----- Data listing -----

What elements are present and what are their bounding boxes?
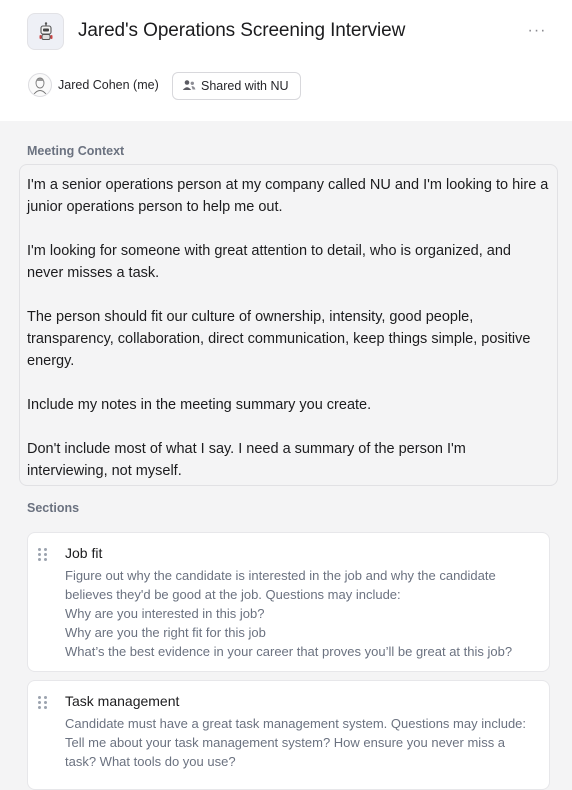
- more-horizontal-icon: ···: [527, 22, 547, 39]
- share-label: Shared with NU: [201, 79, 289, 93]
- more-options-button[interactable]: ···: [524, 20, 550, 42]
- section-line: Figure out why the candidate is interest…: [65, 568, 496, 602]
- section-line: Why are you interested in this job?: [65, 606, 265, 621]
- meeting-context-field[interactable]: I'm a senior operations person at my com…: [19, 164, 558, 486]
- section-title: Task management: [65, 693, 180, 709]
- owner-name: Jared Cohen (me): [58, 77, 159, 92]
- section-description: Figure out why the candidate is interest…: [65, 566, 537, 661]
- meeting-context-label: Meeting Context: [27, 144, 125, 158]
- context-paragraph: I'm a senior operations person at my com…: [27, 177, 549, 215]
- share-button[interactable]: Shared with NU: [172, 72, 301, 100]
- section-description: Candidate must have a great task managem…: [65, 714, 537, 771]
- section-line: What’s the best evidence in your career …: [65, 644, 513, 659]
- context-paragraph: The person should fit our culture of own…: [27, 309, 531, 369]
- avatar: [28, 72, 52, 97]
- owner-chip[interactable]: Jared Cohen (me): [28, 72, 159, 97]
- page-title: Jared's Operations Screening Interview: [78, 20, 406, 41]
- drag-handle-icon[interactable]: [38, 548, 47, 561]
- section-title: Job fit: [65, 545, 103, 561]
- drag-handle-icon[interactable]: [38, 696, 47, 709]
- context-paragraph: Don't include most of what I say. I need…: [27, 441, 466, 479]
- sections-label: Sections: [27, 501, 80, 515]
- context-paragraph: Include my notes in the meeting summary …: [27, 397, 372, 413]
- context-paragraph: I'm looking for someone with great atten…: [27, 243, 511, 281]
- section-line: Tell me about your task management syste…: [65, 735, 506, 769]
- page-header: Jared's Operations Screening Interview ·…: [0, 0, 572, 121]
- section-line: Why are you the right fit for this job: [65, 625, 266, 640]
- section-line: Candidate must have a great task managem…: [65, 716, 527, 731]
- robot-icon: [27, 13, 64, 50]
- section-card-job-fit[interactable]: Job fit Figure out why the candidate is …: [27, 532, 550, 672]
- users-icon: [182, 79, 196, 94]
- section-card-task-management[interactable]: Task management Candidate must have a gr…: [27, 680, 550, 790]
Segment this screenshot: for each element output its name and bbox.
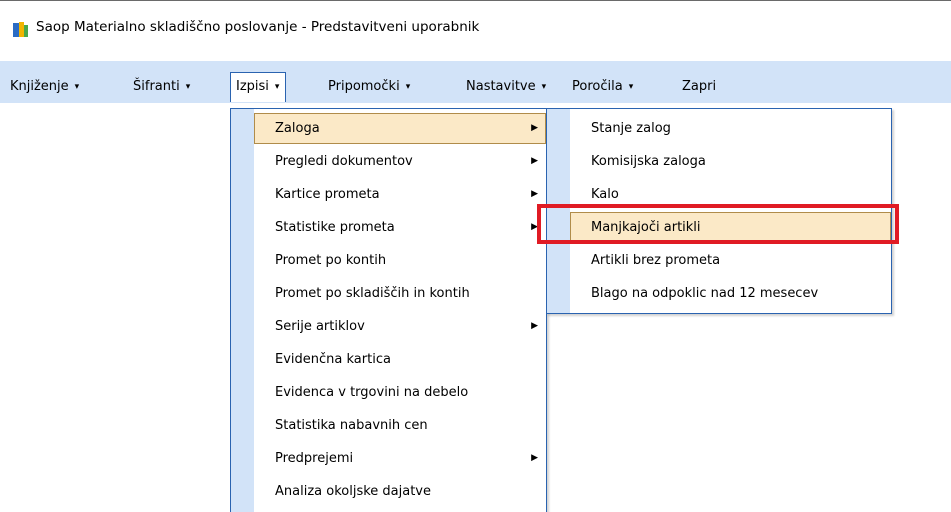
menu-nastavitve-label: Nastavitve xyxy=(466,79,536,94)
menu-zapri[interactable]: Zapri xyxy=(682,79,716,94)
menu-sifranti[interactable]: Šifranti ▾ xyxy=(133,79,190,94)
chevron-down-icon: ▾ xyxy=(405,82,411,92)
menu-pripomocki-label: Pripomočki xyxy=(328,79,400,94)
menu-izpisi-label: Izpisi xyxy=(236,79,269,94)
zaloga-submenu: Stanje zalog Komisijska zaloga Kalo Manj… xyxy=(546,108,892,314)
window-title: Saop Materialno skladiščno poslovanje - … xyxy=(36,19,480,35)
menu-item-predprejemi[interactable]: Predprejemi ▶ xyxy=(254,443,546,474)
menu-item-analiza-okoljske-dajatve[interactable]: Analiza okoljske dajatve xyxy=(254,476,546,507)
menu-item-label: Artikli brez prometa xyxy=(591,253,721,268)
menu-sifranti-label: Šifranti xyxy=(133,79,180,94)
menu-item-statistike-prometa[interactable]: Statistike prometa ▶ xyxy=(254,212,546,243)
menu-knjizenje[interactable]: Knjiženje ▾ xyxy=(10,79,79,94)
submenu-item-manjkajoci-artikli[interactable]: Manjkajoči artikli xyxy=(570,212,891,243)
menu-zapri-label: Zapri xyxy=(682,79,717,94)
app-icon xyxy=(13,22,28,37)
menu-item-evidenca-trgovina[interactable]: Evidenca v trgovini na debelo xyxy=(254,377,546,408)
submenu-item-kalo[interactable]: Kalo xyxy=(570,179,891,210)
menu-item-label: Analiza okoljske dajatve xyxy=(275,484,431,499)
submenu-arrow-icon: ▶ xyxy=(531,453,538,463)
menu-item-label: Zaloga xyxy=(275,121,320,136)
menu-item-statistika-nabavnih-cen[interactable]: Statistika nabavnih cen xyxy=(254,410,546,441)
menu-item-label: Kalo xyxy=(591,187,619,202)
menu-knjizenje-label: Knjiženje xyxy=(10,79,69,94)
menu-item-label: Manjkajoči artikli xyxy=(591,220,701,235)
menu-icon-strip xyxy=(231,109,254,512)
menu-item-label: Evidenca v trgovini na debelo xyxy=(275,385,469,400)
menu-bar: Knjiženje ▾ Šifranti ▾ Izpisi ▾ Pripomočki ▾… xyxy=(0,61,951,103)
menu-item-label: Evidenčna kartica xyxy=(275,352,391,367)
menu-item-pregledi-dokumentov[interactable]: Pregledi dokumentov ▶ xyxy=(254,146,546,177)
menu-porocila-label: Poročila xyxy=(572,79,623,94)
menu-nastavitve[interactable]: Nastavitve ▾ xyxy=(466,79,546,94)
submenu-arrow-icon: ▶ xyxy=(531,156,538,166)
menu-item-label: Statistika nabavnih cen xyxy=(275,418,428,433)
menu-item-label: Kartice prometa xyxy=(275,187,380,202)
menu-item-promet-po-skladiscih[interactable]: Promet po skladiščih in kontih xyxy=(254,278,546,309)
submenu-item-komisijska-zaloga[interactable]: Komisijska zaloga xyxy=(570,146,891,177)
submenu-arrow-icon: ▶ xyxy=(531,123,538,133)
submenu-item-stanje-zalog[interactable]: Stanje zalog xyxy=(570,113,891,144)
title-bar: Saop Materialno skladiščno poslovanje - … xyxy=(0,1,951,51)
menu-item-serije-artiklov[interactable]: Serije artiklov ▶ xyxy=(254,311,546,342)
submenu-arrow-icon: ▶ xyxy=(531,321,538,331)
menu-item-promet-po-kontih[interactable]: Promet po kontih xyxy=(254,245,546,276)
menu-item-label: Stanje zalog xyxy=(591,121,671,136)
chevron-down-icon: ▾ xyxy=(274,82,280,92)
menu-item-evidencna-kartica[interactable]: Evidenčna kartica xyxy=(254,344,546,375)
menu-item-label: Statistike prometa xyxy=(275,220,395,235)
menu-porocila[interactable]: Poročila ▾ xyxy=(572,79,633,94)
chevron-down-icon: ▾ xyxy=(185,82,191,92)
menu-item-label: Pregledi dokumentov xyxy=(275,154,413,169)
chevron-down-icon: ▾ xyxy=(74,82,80,92)
submenu-arrow-icon: ▶ xyxy=(531,189,538,199)
menu-item-zaloga[interactable]: Zaloga ▶ xyxy=(254,113,546,144)
submenu-item-artikli-brez-prometa[interactable]: Artikli brez prometa xyxy=(570,245,891,276)
menu-item-label: Predprejemi xyxy=(275,451,354,466)
submenu-arrow-icon: ▶ xyxy=(531,222,538,232)
menu-izpisi[interactable]: Izpisi ▾ xyxy=(230,72,287,102)
menu-item-label: Serije artiklov xyxy=(275,319,365,334)
chevron-down-icon: ▾ xyxy=(541,82,547,92)
submenu-item-blago-na-odpoklic[interactable]: Blago na odpoklic nad 12 mesecev xyxy=(570,278,891,309)
menu-item-label: Komisijska zaloga xyxy=(591,154,706,169)
menu-pripomocki[interactable]: Pripomočki ▾ xyxy=(328,79,410,94)
menu-item-label: Promet po kontih xyxy=(275,253,387,268)
menu-item-label: Blago na odpoklic nad 12 mesecev xyxy=(591,286,819,301)
menu-item-label: Promet po skladiščih in kontih xyxy=(275,286,470,301)
menu-icon-strip xyxy=(547,109,570,313)
izpisi-dropdown: Zaloga ▶ Pregledi dokumentov ▶ Kartice pro… xyxy=(230,108,547,512)
menu-item-kartice-prometa[interactable]: Kartice prometa ▶ xyxy=(254,179,546,210)
chevron-down-icon: ▾ xyxy=(628,82,634,92)
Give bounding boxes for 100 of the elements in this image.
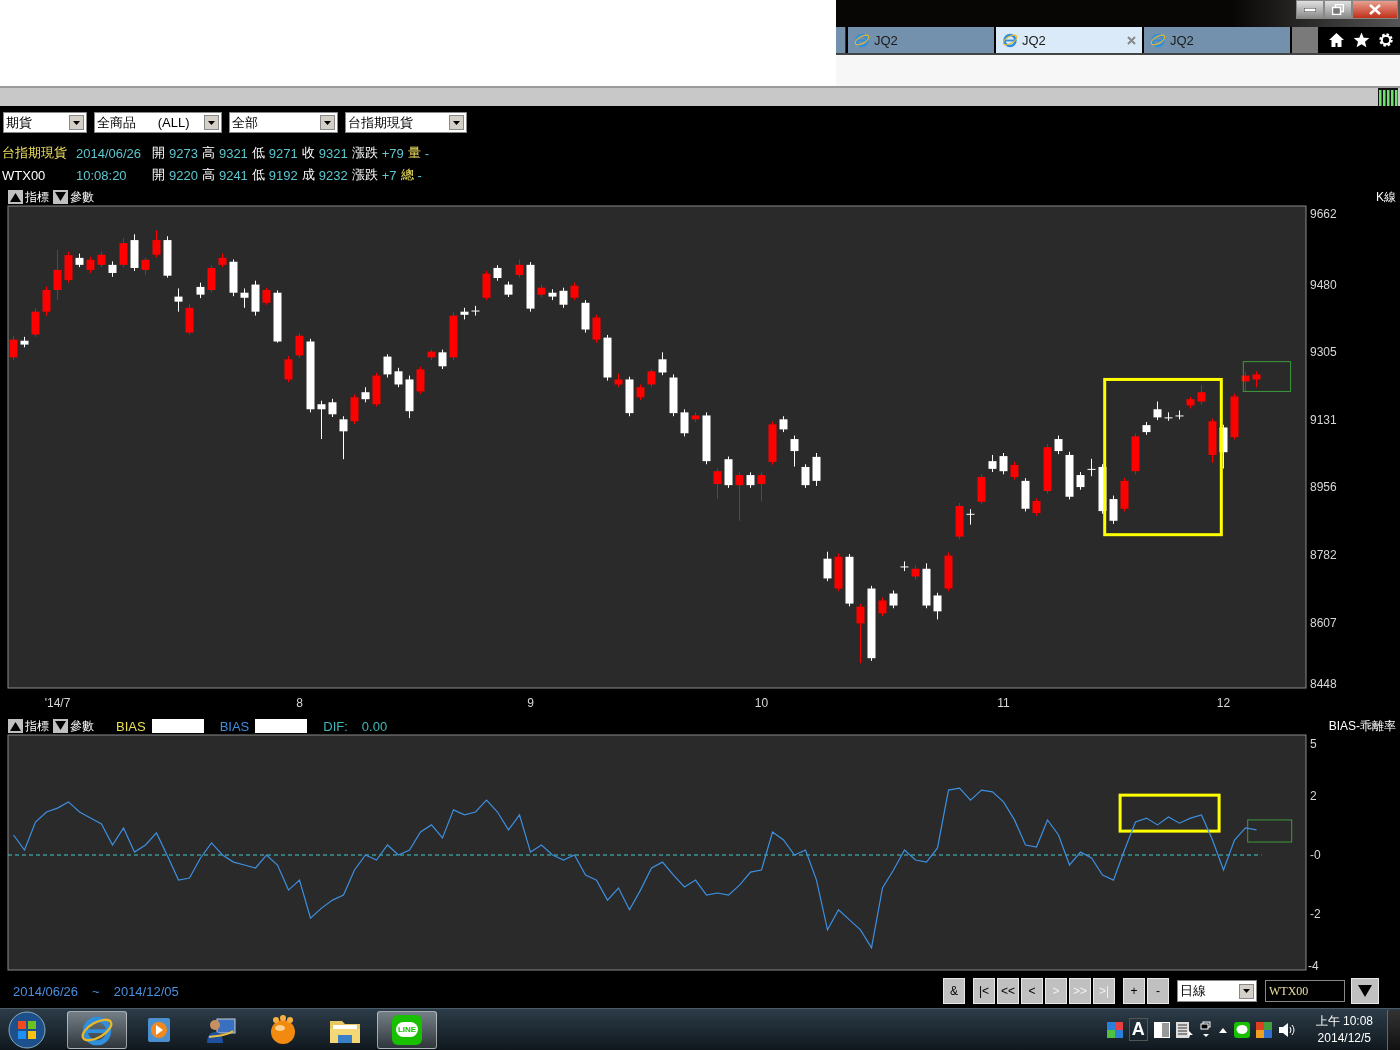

-----

= What the task asks =
Can you retype, character for character, the part of the material that opens with the line containing "menu-nastavitve-label: Nastavitve xyxy=(466,79,536,94)" and closes with the line containing "menu-item-predprejemi[interactable]: Predprejemi ▶", including both of those lines?

= Solved problem =
menu-nastavitve-label: Nastavitve xyxy=(466,79,536,94)
menu-zapri[interactable]: Zapri xyxy=(682,79,716,94)
menu-sifranti[interactable]: Šifranti ▾ xyxy=(133,79,190,94)
chevron-down-icon: ▾ xyxy=(405,82,411,92)
menu-pripomocki-label: Pripomočki xyxy=(328,79,400,94)
menu-izpisi-label: Izpisi xyxy=(236,79,269,94)
zaloga-submenu: Stanje zalog Komisijska zaloga Kalo Manj… xyxy=(546,108,892,314)
window-title: Saop Materialno skladiščno poslovanje - … xyxy=(36,19,480,35)
menu-item-predprejemi[interactable]: Predprejemi ▶ xyxy=(254,443,546,474)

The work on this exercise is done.